Dataset extract =>

******

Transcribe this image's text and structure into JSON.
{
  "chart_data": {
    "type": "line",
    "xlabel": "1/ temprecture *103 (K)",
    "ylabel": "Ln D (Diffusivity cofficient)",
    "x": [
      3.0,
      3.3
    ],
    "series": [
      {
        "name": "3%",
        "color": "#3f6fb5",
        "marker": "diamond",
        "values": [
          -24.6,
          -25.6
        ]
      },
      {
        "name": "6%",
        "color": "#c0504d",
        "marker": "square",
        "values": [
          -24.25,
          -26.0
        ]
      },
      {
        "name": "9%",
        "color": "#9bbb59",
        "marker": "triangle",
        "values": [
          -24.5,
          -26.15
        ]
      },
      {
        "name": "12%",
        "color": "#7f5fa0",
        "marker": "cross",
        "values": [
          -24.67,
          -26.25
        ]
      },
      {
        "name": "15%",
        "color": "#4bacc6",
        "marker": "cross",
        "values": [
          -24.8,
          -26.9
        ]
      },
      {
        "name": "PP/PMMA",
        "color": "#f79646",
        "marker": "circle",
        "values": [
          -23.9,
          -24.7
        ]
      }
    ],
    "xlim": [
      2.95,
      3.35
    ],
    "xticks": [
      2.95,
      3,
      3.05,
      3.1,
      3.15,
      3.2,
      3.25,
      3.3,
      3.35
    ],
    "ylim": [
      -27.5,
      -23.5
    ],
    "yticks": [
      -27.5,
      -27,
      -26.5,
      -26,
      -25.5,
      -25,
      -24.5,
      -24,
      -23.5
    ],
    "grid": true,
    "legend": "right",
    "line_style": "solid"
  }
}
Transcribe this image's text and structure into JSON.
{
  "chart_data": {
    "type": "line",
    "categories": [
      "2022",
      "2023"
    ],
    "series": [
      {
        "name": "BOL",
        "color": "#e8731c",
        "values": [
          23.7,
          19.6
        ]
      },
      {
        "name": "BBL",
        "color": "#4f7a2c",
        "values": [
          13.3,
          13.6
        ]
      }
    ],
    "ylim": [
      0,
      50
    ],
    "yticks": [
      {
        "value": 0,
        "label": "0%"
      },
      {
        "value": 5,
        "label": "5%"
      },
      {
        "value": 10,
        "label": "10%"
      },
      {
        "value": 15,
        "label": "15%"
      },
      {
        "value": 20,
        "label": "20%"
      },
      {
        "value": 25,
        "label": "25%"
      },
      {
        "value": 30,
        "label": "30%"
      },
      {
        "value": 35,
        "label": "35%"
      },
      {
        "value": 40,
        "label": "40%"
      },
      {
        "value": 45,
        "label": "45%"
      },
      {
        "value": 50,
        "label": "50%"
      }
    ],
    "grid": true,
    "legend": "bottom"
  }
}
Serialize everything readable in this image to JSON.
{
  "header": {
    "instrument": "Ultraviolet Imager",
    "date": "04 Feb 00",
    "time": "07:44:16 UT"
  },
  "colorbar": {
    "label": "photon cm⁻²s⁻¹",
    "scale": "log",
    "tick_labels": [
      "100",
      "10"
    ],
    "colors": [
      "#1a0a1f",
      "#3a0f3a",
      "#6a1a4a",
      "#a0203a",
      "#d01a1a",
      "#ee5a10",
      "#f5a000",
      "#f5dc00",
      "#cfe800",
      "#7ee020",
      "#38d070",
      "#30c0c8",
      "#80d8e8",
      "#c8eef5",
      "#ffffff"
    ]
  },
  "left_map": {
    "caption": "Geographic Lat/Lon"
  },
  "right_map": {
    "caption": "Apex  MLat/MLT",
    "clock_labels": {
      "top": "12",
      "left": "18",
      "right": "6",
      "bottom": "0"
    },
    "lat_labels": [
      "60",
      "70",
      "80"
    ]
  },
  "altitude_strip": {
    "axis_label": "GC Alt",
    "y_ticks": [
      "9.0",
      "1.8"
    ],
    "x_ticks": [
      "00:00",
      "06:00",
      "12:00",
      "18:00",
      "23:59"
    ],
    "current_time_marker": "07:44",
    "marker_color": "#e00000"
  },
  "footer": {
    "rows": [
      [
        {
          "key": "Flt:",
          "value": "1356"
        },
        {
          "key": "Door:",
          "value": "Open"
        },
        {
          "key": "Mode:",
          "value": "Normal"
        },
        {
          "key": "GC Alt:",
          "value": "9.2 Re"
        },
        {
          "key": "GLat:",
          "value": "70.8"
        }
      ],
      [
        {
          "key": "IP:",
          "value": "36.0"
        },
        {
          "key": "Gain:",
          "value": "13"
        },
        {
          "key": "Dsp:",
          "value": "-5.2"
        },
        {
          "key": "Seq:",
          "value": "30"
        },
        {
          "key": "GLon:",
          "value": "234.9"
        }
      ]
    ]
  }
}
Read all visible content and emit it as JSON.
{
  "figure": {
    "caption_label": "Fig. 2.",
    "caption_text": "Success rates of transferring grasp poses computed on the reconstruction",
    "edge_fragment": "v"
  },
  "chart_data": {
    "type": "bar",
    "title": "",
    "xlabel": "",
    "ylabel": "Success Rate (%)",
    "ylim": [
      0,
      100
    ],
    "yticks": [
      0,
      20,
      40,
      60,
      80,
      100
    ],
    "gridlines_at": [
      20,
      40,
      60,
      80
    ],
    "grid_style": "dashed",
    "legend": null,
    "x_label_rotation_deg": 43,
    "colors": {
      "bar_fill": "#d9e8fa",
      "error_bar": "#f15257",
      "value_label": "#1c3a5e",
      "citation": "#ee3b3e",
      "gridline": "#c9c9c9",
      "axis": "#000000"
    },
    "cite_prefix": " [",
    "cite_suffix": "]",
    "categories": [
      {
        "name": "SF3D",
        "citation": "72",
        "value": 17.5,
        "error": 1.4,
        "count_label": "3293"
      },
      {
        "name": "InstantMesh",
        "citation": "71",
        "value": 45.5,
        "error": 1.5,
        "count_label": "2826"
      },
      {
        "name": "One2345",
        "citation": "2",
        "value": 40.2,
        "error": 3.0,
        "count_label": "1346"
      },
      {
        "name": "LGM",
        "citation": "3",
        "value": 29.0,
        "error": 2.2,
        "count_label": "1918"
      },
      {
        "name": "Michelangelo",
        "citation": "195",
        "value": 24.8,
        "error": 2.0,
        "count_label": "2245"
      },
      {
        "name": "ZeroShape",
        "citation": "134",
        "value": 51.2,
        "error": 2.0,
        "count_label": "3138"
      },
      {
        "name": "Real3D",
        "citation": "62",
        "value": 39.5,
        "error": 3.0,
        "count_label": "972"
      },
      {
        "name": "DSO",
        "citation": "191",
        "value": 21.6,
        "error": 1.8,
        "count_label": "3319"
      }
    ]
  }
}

******

What is expected =>
Print again each line of the listing above, exactly as it appears.

Solution for this exercise =>
Transcribe this image's text and structure into JSON.
{
  "chart_data": {
    "type": "line",
    "xlabel": "1/ temprecture *103 (K)",
    "ylabel": "Ln D (Diffusivity cofficient)",
    "x": [
      3.0,
      3.3
    ],
    "series": [
      {
        "name": "3%",
        "color": "#3f6fb5",
        "marker": "diamond",
        "values": [
          -24.6,
          -25.6
        ]
      },
      {
        "name": "6%",
        "color": "#c0504d",
        "marker": "square",
        "values": [
          -24.25,
          -26.0
        ]
      },
      {
        "name": "9%",
        "color": "#9bbb59",
        "marker": "triangle",
        "values": [
          -24.5,
          -26.15
        ]
      },
      {
        "name": "12%",
        "color": "#7f5fa0",
        "marker": "cross",
        "values": [
          -24.67,
          -26.25
        ]
      },
      {
        "name": "15%",
        "color": "#4bacc6",
        "marker": "cross",
        "values": [
          -24.8,
          -26.9
        ]
      },
      {
        "name": "PP/PMMA",
        "color": "#f79646",
        "marker": "circle",
        "values": [
          -23.9,
          -24.7
        ]
      }
    ],
    "xlim": [
      2.95,
      3.35
    ],
    "xticks": [
      2.95,
      3,
      3.05,
      3.1,
      3.15,
      3.2,
      3.25,
      3.3,
      3.35
    ],
    "ylim": [
      -27.5,
      -23.5
    ],
    "yticks": [
      -27.5,
      -27,
      -26.5,
      -26,
      -25.5,
      -25,
      -24.5,
      -24,
      -23.5
    ],
    "grid": true,
    "legend": "right",
    "line_style": "solid"
  }
}
Transcribe this image's text and structure into JSON.
{
  "chart_data": {
    "type": "line",
    "categories": [
      "2022",
      "2023"
    ],
    "series": [
      {
        "name": "BOL",
        "color": "#e8731c",
        "values": [
          23.7,
          19.6
        ]
      },
      {
        "name": "BBL",
        "color": "#4f7a2c",
        "values": [
          13.3,
          13.6
        ]
      }
    ],
    "ylim": [
      0,
      50
    ],
    "yticks": [
      {
        "value": 0,
        "label": "0%"
      },
      {
        "value": 5,
        "label": "5%"
      },
      {
        "value": 10,
        "label": "10%"
      },
      {
        "value": 15,
        "label": "15%"
      },
      {
        "value": 20,
        "label": "20%"
      },
      {
        "value": 25,
        "label": "25%"
      },
      {
        "value": 30,
        "label": "30%"
      },
      {
        "value": 35,
        "label": "35%"
      },
      {
        "value": 40,
        "label": "40%"
      },
      {
        "value": 45,
        "label": "45%"
      },
      {
        "value": 50,
        "label": "50%"
      }
    ],
    "grid": true,
    "legend": "bottom"
  }
}
Serialize everything readable in this image to JSON.
{
  "header": {
    "instrument": "Ultraviolet Imager",
    "date": "04 Feb 00",
    "time": "07:44:16 UT"
  },
  "colorbar": {
    "label": "photon cm⁻²s⁻¹",
    "scale": "log",
    "tick_labels": [
      "100",
      "10"
    ],
    "colors": [
      "#1a0a1f",
      "#3a0f3a",
      "#6a1a4a",
      "#a0203a",
      "#d01a1a",
      "#ee5a10",
      "#f5a000",
      "#f5dc00",
      "#cfe800",
      "#7ee020",
      "#38d070",
      "#30c0c8",
      "#80d8e8",
      "#c8eef5",
      "#ffffff"
    ]
  },
  "left_map": {
    "caption": "Geographic Lat/Lon"
  },
  "right_map": {
    "caption": "Apex  MLat/MLT",
    "clock_labels": {
      "top": "12",
      "left": "18",
      "right": "6",
      "bottom": "0"
    },
    "lat_labels": [
      "60",
      "70",
      "80"
    ]
  },
  "altitude_strip": {
    "axis_label": "GC Alt",
    "y_ticks": [
      "9.0",
      "1.8"
    ],
    "x_ticks": [
      "00:00",
      "06:00",
      "12:00",
      "18:00",
      "23:59"
    ],
    "current_time_marker": "07:44",
    "marker_color": "#e00000"
  },
  "footer": {
    "rows": [
      [
        {
          "key": "Flt:",
          "value": "1356"
        },
        {
          "key": "Door:",
          "value": "Open"
        },
        {
          "key": "Mode:",
          "value": "Normal"
        },
        {
          "key": "GC Alt:",
          "value": "9.2 Re"
        },
        {
          "key": "GLat:",
          "value": "70.8"
        }
      ],
      [
        {
          "key": "IP:",
          "value": "36.0"
        },
        {
          "key": "Gain:",
          "value": "13"
        },
        {
          "key": "Dsp:",
          "value": "-5.2"
        },
        {
          "key": "Seq:",
          "value": "30"
        },
        {
          "key": "GLon:",
          "value": "234.9"
        }
      ]
    ]
  }
}
Read all visible content and emit it as JSON.
{
  "figure": {
    "caption_label": "Fig. 2.",
    "caption_text": "Success rates of transferring grasp poses computed on the reconstruction",
    "edge_fragment": "v"
  },
  "chart_data": {
    "type": "bar",
    "title": "",
    "xlabel": "",
    "ylabel": "Success Rate (%)",
    "ylim": [
      0,
      100
    ],
    "yticks": [
      0,
      20,
      40,
      60,
      80,
      100
    ],
    "gridlines_at": [
      20,
      40,
      60,
      80
    ],
    "grid_style": "dashed",
    "legend": null,
    "x_label_rotation_deg": 43,
    "colors": {
      "bar_fill": "#d9e8fa",
      "error_bar": "#f15257",
      "value_label": "#1c3a5e",
      "citation": "#ee3b3e",
      "gridline": "#c9c9c9",
      "axis": "#000000"
    },
    "cite_prefix": " [",
    "cite_suffix": "]",
    "categories": [
      {
        "name": "SF3D",
        "citation": "72",
        "value": 17.5,
        "error": 1.4,
        "count_label": "3293"
      },
      {
        "name": "InstantMesh",
        "citation": "71",
        "value": 45.5,
        "error": 1.5,
        "count_label": "2826"
      },
      {
        "name": "One2345",
        "citation": "2",
        "value": 40.2,
        "error": 3.0,
        "count_label": "1346"
      },
      {
        "name": "LGM",
        "citation": "3",
        "value": 29.0,
        "error": 2.2,
        "count_label": "1918"
      },
      {
        "name": "Michelangelo",
        "citation": "195",
        "value": 24.8,
        "error": 2.0,
        "count_label": "2245"
      },
      {
        "name": "ZeroShape",
        "citation": "134",
        "value": 51.2,
        "error": 2.0,
        "count_label": "3138"
      },
      {
        "name": "Real3D",
        "citation": "62",
        "value": 39.5,
        "error": 3.0,
        "count_label": "972"
      },
      {
        "name": "DSO",
        "citation": "191",
        "value": 21.6,
        "error": 1.8,
        "count_label": "3319"
      }
    ]
  }
}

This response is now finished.